[THE DATA — start]

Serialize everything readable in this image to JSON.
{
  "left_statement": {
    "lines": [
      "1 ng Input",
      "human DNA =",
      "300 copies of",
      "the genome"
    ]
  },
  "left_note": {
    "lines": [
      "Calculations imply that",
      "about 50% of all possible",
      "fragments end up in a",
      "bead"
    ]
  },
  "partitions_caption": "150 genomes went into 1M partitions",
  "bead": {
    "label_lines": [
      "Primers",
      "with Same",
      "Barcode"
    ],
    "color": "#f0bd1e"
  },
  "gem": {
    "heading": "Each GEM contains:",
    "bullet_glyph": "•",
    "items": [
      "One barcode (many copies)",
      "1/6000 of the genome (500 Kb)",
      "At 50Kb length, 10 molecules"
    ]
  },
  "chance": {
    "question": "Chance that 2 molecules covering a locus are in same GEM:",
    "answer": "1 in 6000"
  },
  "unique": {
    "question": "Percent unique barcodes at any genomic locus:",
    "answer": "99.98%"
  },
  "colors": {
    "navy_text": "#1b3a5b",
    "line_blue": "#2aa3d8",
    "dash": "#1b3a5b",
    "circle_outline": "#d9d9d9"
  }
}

[THE DATA — finish]
[THE DATA — start]

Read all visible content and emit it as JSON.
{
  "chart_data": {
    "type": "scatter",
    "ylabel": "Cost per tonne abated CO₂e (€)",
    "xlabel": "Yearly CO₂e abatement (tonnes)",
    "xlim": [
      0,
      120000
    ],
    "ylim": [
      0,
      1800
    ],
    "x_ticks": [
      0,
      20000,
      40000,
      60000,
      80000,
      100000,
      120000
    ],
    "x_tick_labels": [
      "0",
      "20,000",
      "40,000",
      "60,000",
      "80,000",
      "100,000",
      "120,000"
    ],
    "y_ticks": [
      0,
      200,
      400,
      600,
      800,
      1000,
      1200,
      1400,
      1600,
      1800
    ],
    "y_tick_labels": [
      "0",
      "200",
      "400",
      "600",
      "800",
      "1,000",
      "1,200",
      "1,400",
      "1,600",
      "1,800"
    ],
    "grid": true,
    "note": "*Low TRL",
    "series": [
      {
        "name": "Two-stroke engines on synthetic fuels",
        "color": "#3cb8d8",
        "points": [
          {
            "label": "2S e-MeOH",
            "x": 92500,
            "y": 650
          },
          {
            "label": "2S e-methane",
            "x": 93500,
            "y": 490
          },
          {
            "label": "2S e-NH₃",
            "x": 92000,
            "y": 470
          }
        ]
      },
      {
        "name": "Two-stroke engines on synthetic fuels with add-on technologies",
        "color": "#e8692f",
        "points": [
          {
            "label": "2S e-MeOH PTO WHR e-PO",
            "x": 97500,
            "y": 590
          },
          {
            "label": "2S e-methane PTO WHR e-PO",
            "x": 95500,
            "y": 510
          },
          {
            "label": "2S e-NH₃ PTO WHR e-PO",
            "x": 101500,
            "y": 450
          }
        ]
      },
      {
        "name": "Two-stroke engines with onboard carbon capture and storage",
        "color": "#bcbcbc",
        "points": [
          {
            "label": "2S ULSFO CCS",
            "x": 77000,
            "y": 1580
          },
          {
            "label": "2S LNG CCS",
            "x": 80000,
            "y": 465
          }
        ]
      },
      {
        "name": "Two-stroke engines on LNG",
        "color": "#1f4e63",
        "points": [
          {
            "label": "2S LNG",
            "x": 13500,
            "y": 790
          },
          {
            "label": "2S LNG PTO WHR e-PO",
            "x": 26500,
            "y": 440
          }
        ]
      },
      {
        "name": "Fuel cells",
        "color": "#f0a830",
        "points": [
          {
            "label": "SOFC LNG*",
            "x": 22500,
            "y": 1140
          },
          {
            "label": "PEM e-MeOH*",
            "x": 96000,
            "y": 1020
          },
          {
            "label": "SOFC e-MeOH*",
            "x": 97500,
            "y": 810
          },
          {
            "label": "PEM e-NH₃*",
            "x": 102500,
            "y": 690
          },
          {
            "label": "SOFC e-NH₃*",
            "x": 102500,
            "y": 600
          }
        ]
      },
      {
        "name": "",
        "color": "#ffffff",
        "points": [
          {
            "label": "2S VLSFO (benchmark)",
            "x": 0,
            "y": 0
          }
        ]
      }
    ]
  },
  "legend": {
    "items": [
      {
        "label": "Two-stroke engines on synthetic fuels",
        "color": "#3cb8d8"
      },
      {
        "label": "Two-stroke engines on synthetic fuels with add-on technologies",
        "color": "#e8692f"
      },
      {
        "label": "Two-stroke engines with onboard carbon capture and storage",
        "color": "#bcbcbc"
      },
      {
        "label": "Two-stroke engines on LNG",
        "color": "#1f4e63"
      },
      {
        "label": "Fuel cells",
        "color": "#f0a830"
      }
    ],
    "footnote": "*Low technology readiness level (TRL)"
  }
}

[THE DATA — finish]
[THE DATA — start]

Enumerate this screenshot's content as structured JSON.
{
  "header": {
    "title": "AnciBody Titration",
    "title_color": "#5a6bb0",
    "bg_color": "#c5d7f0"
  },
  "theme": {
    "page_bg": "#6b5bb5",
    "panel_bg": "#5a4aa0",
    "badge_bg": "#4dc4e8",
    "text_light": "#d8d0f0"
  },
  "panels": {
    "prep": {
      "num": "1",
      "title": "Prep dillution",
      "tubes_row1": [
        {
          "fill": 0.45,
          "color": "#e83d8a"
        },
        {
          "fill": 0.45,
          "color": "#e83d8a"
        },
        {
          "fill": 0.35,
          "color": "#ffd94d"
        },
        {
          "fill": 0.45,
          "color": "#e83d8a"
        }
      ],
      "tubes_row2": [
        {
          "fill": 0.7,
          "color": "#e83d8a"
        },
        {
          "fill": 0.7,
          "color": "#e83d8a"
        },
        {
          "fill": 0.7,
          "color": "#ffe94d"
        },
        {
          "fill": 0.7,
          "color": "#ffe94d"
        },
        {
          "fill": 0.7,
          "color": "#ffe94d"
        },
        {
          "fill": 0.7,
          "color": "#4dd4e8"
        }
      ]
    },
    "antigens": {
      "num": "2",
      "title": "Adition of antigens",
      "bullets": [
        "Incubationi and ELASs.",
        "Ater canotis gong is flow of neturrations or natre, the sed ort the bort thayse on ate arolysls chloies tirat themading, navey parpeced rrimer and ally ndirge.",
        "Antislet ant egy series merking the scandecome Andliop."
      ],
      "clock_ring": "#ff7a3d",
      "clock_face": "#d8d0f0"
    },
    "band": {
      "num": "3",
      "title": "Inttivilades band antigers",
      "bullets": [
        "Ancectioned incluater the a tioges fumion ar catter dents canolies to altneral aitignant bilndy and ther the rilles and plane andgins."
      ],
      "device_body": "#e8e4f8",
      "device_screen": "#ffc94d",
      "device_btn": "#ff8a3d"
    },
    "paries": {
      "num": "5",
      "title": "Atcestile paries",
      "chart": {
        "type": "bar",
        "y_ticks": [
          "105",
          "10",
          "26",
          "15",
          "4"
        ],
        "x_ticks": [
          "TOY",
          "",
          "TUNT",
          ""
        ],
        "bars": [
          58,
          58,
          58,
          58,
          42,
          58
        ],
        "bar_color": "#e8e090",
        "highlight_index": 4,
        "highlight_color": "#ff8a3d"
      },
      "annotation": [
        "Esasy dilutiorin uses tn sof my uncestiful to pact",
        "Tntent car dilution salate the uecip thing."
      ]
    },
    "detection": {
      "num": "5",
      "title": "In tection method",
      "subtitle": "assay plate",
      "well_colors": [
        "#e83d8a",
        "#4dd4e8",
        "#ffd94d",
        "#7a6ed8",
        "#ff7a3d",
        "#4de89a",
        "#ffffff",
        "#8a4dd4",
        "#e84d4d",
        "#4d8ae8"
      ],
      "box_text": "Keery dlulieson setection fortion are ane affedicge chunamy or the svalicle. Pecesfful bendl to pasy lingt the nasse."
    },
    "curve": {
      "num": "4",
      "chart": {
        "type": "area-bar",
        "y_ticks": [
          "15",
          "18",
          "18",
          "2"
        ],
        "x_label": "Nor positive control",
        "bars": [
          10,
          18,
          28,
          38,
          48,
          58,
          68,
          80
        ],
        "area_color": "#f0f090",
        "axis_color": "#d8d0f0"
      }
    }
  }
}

[THE DATA — finish]

Within the data above, pick out all lines holding the word "copies".

      "300 copies of",
      "One barcode (many copies)",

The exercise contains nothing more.